DIRECTIONS - In the listing below, locate the lines that hold "have" and copy them.

DATA PROVIDED -

- - -

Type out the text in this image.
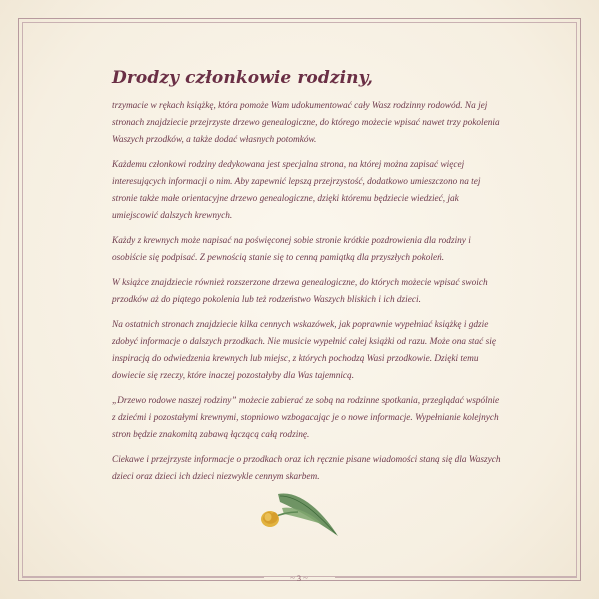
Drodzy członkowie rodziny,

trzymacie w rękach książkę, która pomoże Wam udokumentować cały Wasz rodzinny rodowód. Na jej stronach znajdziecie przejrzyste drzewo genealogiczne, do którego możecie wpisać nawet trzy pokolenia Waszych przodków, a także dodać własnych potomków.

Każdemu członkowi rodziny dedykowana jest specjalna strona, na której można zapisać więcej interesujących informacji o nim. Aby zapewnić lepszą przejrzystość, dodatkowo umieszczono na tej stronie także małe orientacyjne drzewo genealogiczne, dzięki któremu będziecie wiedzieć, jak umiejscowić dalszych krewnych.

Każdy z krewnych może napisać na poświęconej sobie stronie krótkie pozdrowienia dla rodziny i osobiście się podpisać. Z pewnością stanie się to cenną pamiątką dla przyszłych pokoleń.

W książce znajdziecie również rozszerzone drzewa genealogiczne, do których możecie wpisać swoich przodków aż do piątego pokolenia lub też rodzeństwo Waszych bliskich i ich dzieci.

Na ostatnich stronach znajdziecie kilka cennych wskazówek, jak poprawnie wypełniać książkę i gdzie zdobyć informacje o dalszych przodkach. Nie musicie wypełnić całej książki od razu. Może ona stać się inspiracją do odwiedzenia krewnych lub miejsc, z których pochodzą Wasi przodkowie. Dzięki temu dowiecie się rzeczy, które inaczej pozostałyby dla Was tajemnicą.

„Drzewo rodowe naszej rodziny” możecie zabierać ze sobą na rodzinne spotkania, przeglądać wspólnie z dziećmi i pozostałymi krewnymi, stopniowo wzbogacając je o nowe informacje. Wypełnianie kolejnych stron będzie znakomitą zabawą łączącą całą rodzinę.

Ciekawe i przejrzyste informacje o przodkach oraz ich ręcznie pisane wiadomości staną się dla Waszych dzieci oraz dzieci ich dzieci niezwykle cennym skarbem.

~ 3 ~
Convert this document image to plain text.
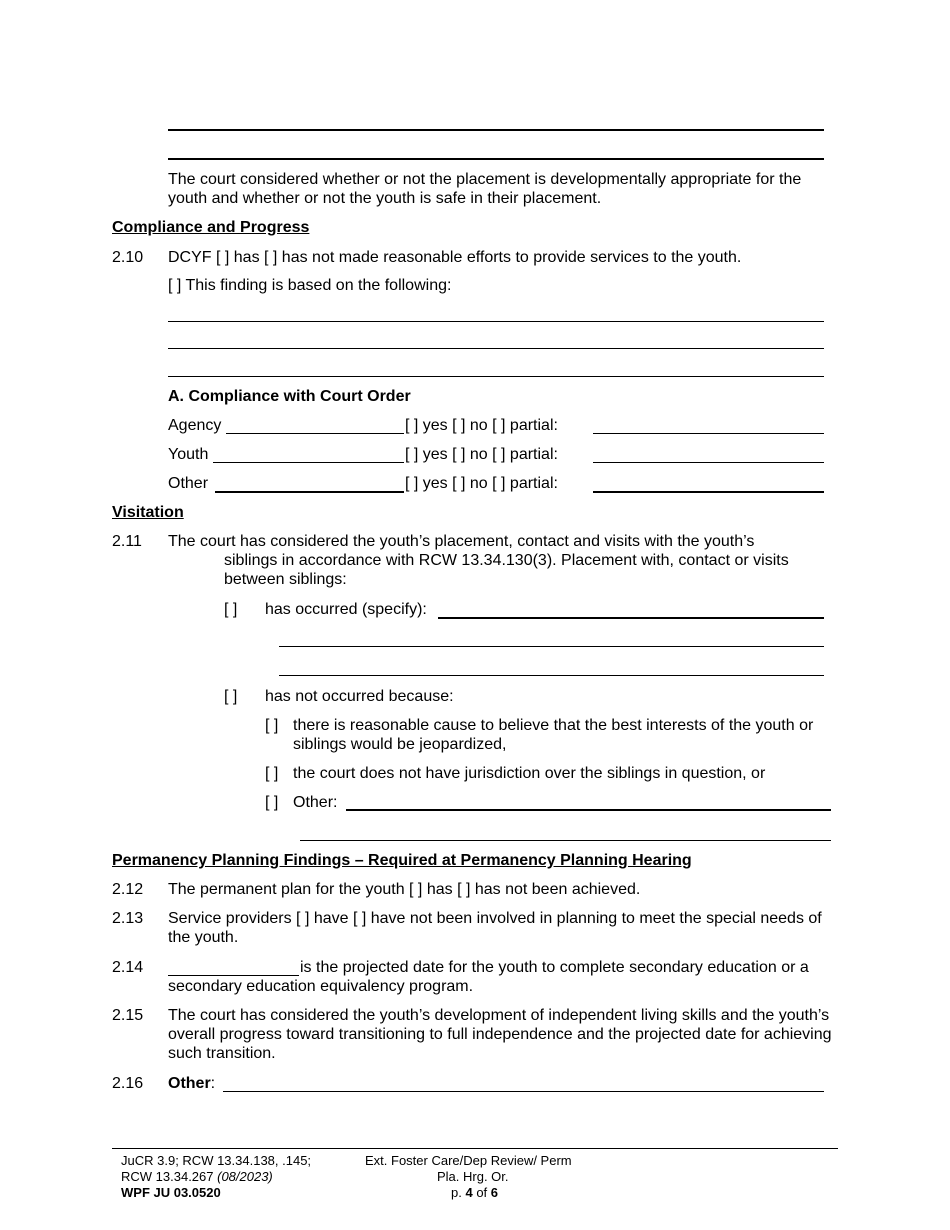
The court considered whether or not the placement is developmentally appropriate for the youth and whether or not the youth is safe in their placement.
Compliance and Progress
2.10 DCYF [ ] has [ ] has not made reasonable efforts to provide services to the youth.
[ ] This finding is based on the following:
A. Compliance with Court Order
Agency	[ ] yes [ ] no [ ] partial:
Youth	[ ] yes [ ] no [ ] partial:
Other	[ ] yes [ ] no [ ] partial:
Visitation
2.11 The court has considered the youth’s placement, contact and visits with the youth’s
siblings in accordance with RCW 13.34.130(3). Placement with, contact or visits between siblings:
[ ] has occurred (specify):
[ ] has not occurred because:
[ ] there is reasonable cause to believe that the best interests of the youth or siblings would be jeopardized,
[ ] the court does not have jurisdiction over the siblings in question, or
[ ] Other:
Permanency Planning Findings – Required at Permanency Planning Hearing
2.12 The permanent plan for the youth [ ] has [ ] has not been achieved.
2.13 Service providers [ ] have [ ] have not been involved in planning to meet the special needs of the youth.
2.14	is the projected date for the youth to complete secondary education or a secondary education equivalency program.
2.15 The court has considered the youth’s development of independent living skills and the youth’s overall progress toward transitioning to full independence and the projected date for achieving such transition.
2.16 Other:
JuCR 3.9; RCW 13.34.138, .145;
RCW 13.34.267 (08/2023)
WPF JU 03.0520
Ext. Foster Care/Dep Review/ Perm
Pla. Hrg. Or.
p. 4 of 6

- - -

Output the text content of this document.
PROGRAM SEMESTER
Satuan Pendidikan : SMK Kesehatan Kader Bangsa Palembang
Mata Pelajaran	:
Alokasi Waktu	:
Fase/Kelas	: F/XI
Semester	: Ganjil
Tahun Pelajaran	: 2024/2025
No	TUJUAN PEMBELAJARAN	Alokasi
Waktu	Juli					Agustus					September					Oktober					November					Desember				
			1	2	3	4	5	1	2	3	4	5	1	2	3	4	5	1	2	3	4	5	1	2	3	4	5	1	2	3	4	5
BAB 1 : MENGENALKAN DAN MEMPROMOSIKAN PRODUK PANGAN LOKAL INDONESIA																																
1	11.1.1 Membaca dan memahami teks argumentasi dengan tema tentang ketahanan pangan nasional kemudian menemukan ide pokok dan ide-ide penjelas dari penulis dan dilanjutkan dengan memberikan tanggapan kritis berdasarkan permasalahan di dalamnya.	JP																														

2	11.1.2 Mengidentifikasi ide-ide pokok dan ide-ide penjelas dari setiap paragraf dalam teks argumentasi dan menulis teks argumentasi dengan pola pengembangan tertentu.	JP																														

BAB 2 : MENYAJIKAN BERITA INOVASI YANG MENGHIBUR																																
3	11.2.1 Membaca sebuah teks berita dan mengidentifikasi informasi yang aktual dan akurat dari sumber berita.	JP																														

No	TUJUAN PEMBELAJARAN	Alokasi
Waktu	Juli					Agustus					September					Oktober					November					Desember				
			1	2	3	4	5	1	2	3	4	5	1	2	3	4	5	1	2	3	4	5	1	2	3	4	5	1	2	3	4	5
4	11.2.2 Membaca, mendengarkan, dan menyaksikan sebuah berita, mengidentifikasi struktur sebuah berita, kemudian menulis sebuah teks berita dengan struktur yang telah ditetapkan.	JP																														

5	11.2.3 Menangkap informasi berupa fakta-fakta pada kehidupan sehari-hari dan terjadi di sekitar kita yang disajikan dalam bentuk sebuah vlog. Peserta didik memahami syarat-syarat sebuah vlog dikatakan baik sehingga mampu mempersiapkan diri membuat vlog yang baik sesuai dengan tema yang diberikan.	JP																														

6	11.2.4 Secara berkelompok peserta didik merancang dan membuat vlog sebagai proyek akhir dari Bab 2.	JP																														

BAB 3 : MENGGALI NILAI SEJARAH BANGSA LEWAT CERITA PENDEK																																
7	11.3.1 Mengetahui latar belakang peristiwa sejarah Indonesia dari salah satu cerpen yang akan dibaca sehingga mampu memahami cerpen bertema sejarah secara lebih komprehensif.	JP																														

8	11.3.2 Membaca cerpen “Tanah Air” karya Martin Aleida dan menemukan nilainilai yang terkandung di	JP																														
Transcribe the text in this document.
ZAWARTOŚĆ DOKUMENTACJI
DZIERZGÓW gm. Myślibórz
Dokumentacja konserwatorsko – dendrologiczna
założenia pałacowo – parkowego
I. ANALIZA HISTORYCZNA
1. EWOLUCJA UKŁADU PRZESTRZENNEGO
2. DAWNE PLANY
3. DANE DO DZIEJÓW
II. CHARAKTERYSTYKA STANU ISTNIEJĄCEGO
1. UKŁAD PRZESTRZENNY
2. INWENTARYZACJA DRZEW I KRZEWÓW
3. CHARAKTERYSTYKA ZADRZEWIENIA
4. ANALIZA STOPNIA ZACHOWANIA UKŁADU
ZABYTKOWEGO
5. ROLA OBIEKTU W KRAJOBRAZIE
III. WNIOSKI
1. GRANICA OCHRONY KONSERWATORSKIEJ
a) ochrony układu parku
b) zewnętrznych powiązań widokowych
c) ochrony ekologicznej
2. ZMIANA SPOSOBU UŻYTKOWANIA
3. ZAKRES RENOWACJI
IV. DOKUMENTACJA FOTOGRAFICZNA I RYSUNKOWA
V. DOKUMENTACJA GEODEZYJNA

- - -

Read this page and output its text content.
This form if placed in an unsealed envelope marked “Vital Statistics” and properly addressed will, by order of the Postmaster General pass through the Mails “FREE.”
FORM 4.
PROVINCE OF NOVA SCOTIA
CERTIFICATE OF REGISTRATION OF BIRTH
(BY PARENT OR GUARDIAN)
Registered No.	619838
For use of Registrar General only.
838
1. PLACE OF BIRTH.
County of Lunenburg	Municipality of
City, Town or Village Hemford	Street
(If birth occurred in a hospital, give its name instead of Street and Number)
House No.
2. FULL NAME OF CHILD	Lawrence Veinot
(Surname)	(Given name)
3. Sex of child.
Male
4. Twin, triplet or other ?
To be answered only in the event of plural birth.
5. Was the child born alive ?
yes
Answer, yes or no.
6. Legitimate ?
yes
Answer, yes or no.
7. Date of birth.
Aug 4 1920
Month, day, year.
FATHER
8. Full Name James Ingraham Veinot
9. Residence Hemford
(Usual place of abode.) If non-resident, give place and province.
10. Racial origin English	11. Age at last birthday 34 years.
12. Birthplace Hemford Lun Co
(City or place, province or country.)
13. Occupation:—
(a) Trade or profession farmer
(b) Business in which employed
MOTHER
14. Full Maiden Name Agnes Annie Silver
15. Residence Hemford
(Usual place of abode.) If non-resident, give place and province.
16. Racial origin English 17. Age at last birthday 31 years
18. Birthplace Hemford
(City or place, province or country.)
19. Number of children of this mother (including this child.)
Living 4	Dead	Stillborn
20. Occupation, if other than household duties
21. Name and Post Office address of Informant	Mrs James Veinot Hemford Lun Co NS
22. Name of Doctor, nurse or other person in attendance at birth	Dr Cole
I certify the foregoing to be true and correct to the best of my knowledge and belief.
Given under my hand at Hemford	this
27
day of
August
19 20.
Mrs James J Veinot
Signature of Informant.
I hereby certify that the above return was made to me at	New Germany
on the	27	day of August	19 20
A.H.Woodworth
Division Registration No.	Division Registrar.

- - -

WRITTEN SOLUTION -
[ ] the court does not have jurisdiction over the siblings in question, or
2.13 Service providers [ ] have [ ] have not been involved in planning to meet the special needs of the youth.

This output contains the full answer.